[Begin Material for the task]

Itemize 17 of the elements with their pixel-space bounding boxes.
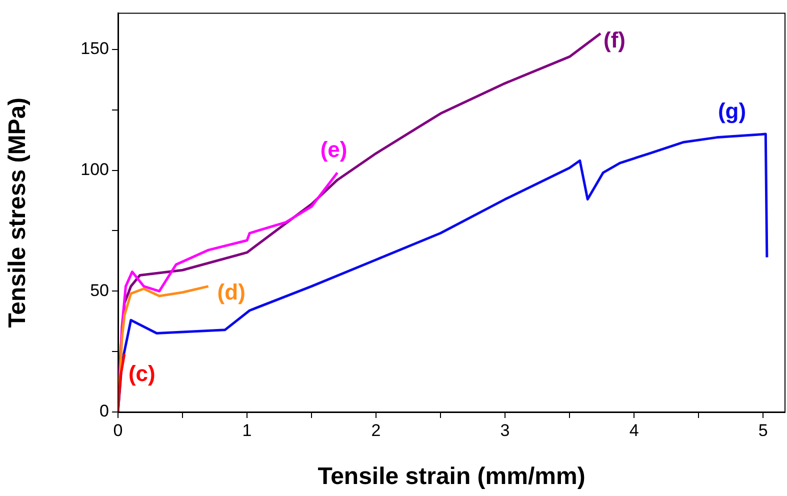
annotation: (f): [604, 28, 626, 53]
y-axis-title: Tensile stress (MPa): [4, 97, 32, 328]
x-tick-label: 0: [113, 420, 123, 440]
x-tick-label: 5: [758, 420, 768, 440]
annotation: (e): [320, 136, 348, 162]
x-axis-title: Tensile strain (mm/mm): [318, 463, 586, 490]
y-tick-label: 50: [90, 280, 109, 300]
y-tick-label: 100: [80, 160, 109, 179]
x-tick-label: 3: [500, 420, 510, 440]
annotation: (d): [217, 279, 246, 304]
y-tick-label: 150: [80, 39, 109, 58]
annotation: (c): [128, 361, 156, 386]
x-tick-label: 1: [242, 420, 252, 440]
annotation: (g): [718, 98, 746, 124]
x-tick-label: 2: [371, 420, 381, 440]
x-tick-label: 4: [629, 420, 639, 440]
y-tick-label: 0: [100, 402, 109, 421]
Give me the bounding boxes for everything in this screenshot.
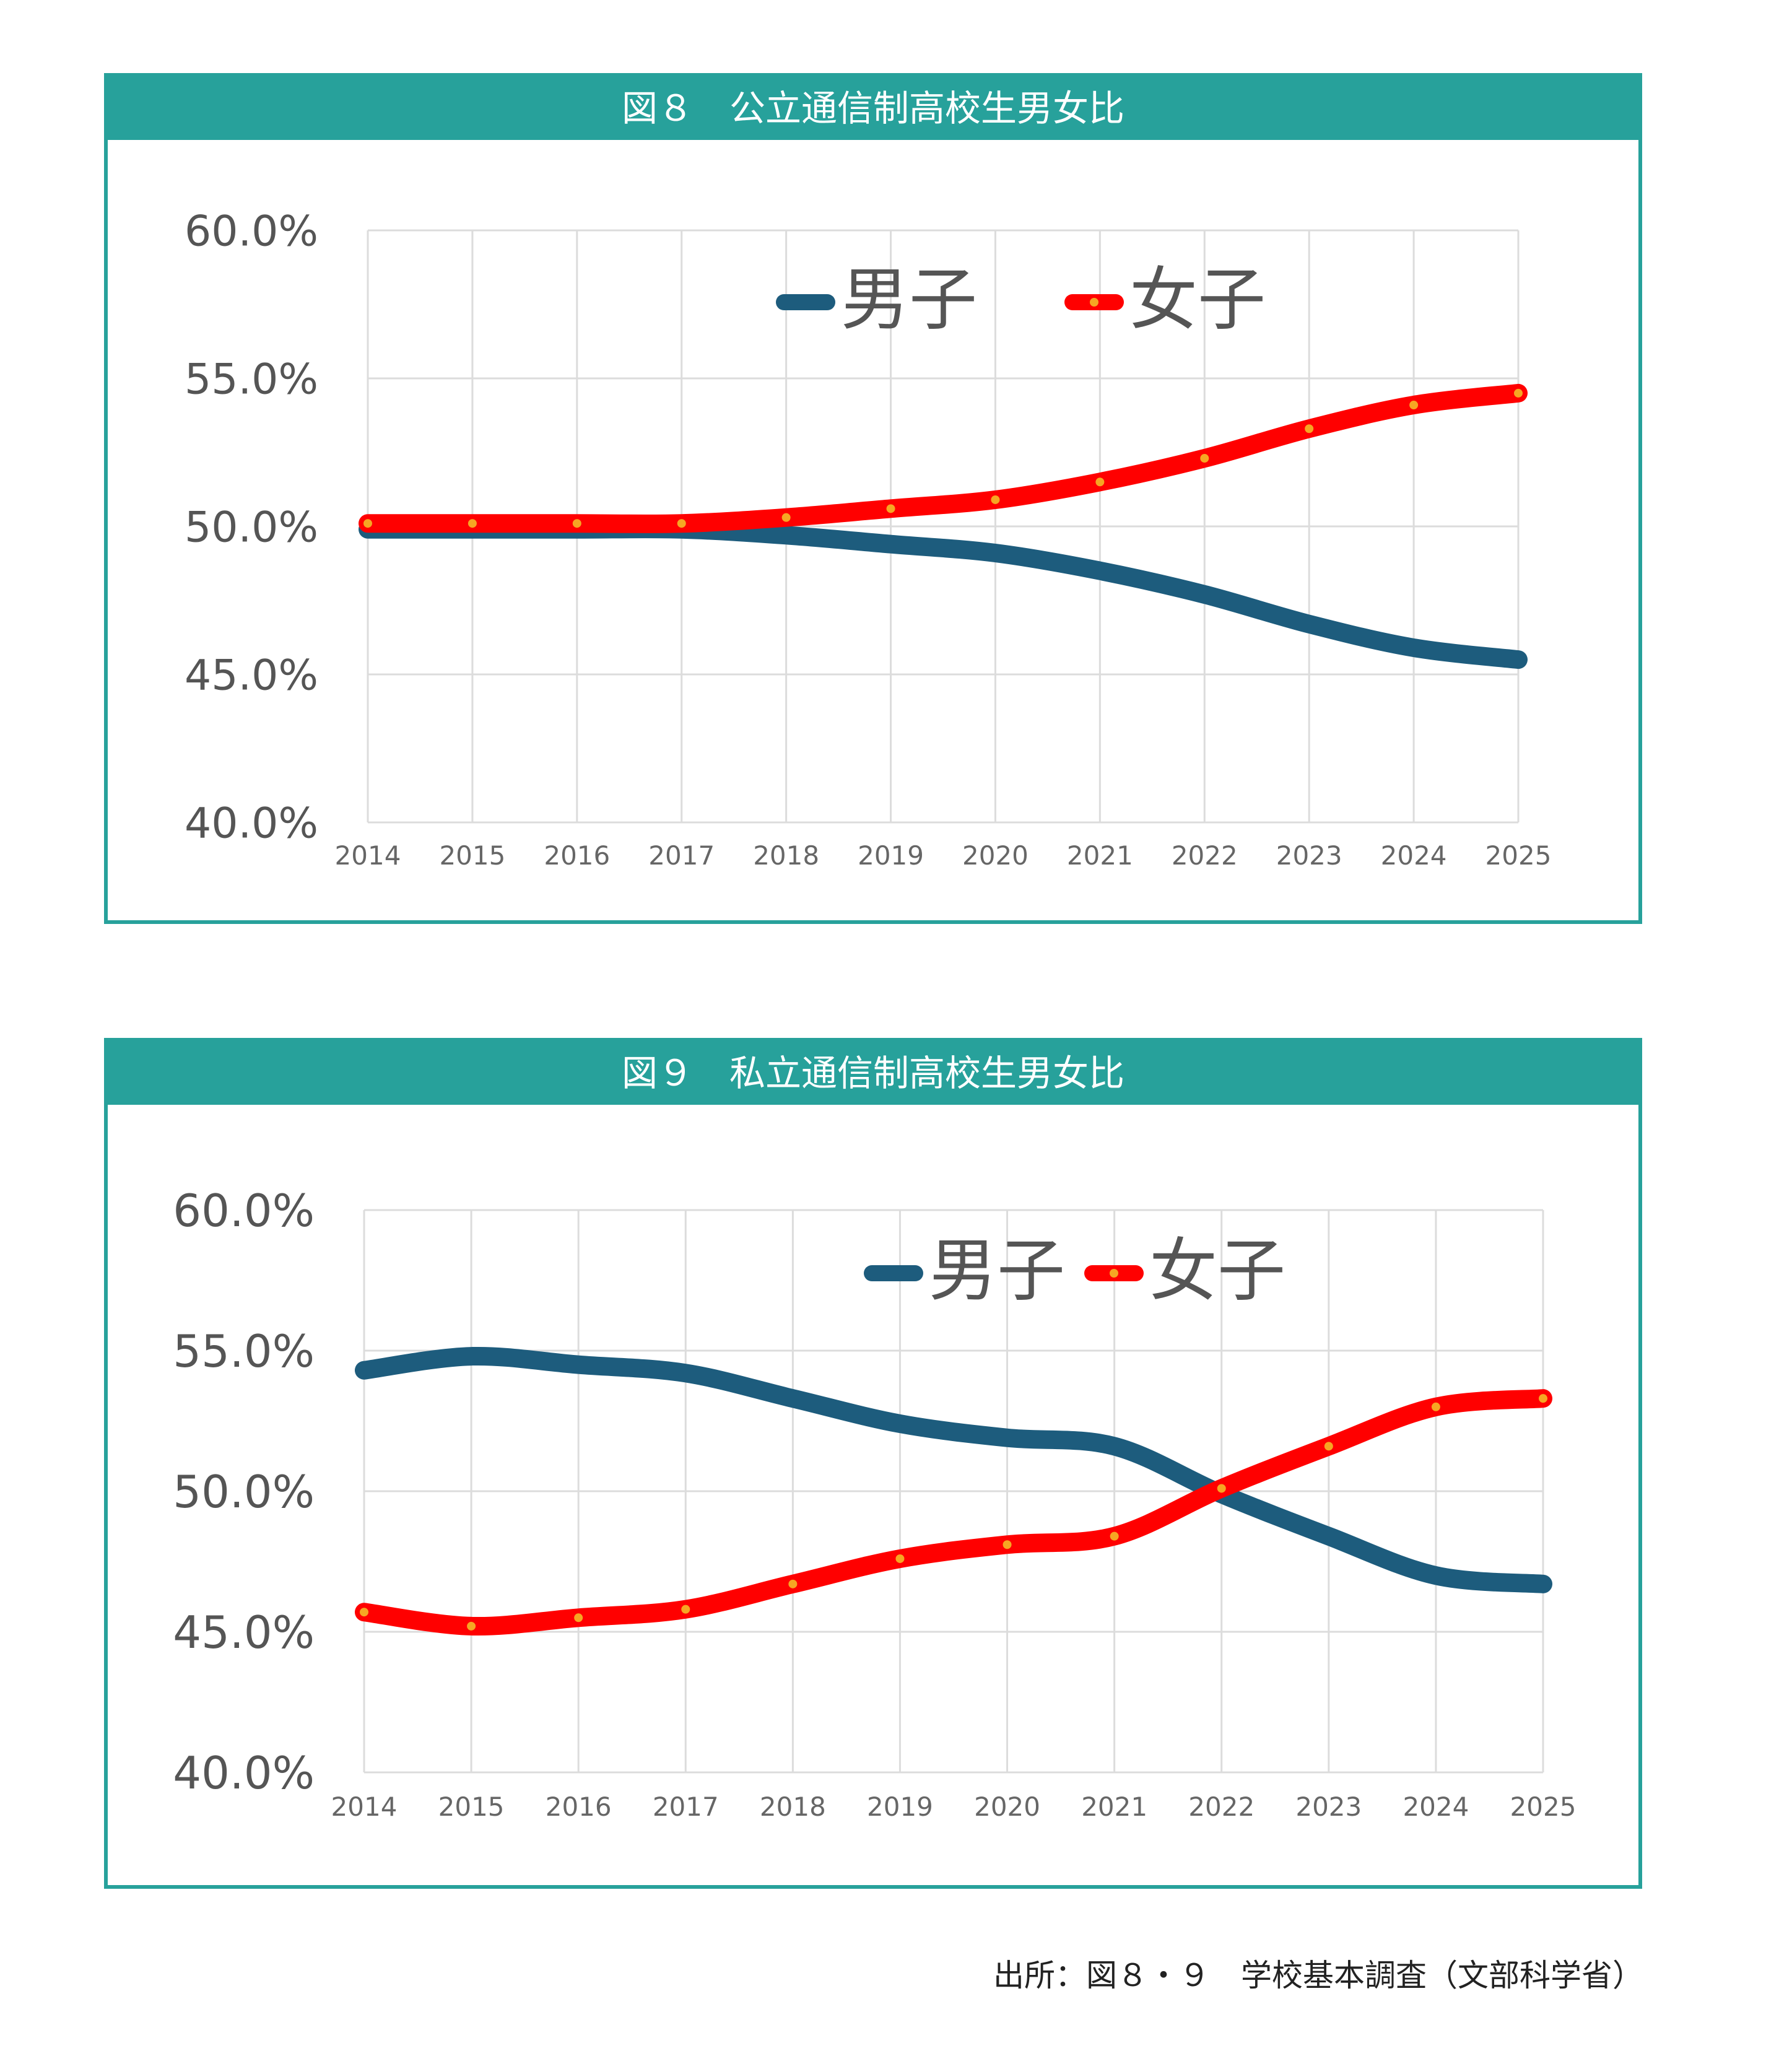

[End Material for the task]

* What you will do: Switch each "bounding boxes" in the data to "box coordinates" and write the data out again with nothing else changed. Leave the pictures out.

* Response to this exercise:
Itemize 17 of the elements with their pixel-space box coordinates.
annotation: (f): [604, 28, 626, 53]
y-axis-title: Tensile stress (MPa): [4, 97, 32, 328]
x-tick-label: 0: [113, 420, 123, 440]
x-tick-label: 5: [758, 420, 768, 440]
annotation: (e): [320, 136, 348, 162]
x-axis-title: Tensile strain (mm/mm): [318, 463, 586, 490]
y-tick-label: 50: [90, 280, 109, 300]
y-tick-label: 100: [80, 160, 109, 179]
x-tick-label: 3: [500, 420, 510, 440]
annotation: (d): [217, 279, 246, 304]
y-tick-label: 150: [80, 39, 109, 58]
annotation: (c): [128, 361, 156, 386]
x-tick-label: 1: [242, 420, 252, 440]
annotation: (g): [718, 98, 746, 124]
x-tick-label: 2: [371, 420, 381, 440]
x-tick-label: 4: [629, 420, 639, 440]
y-tick-label: 0: [100, 402, 109, 421]
Give me the box coordinates for everything in this screenshot.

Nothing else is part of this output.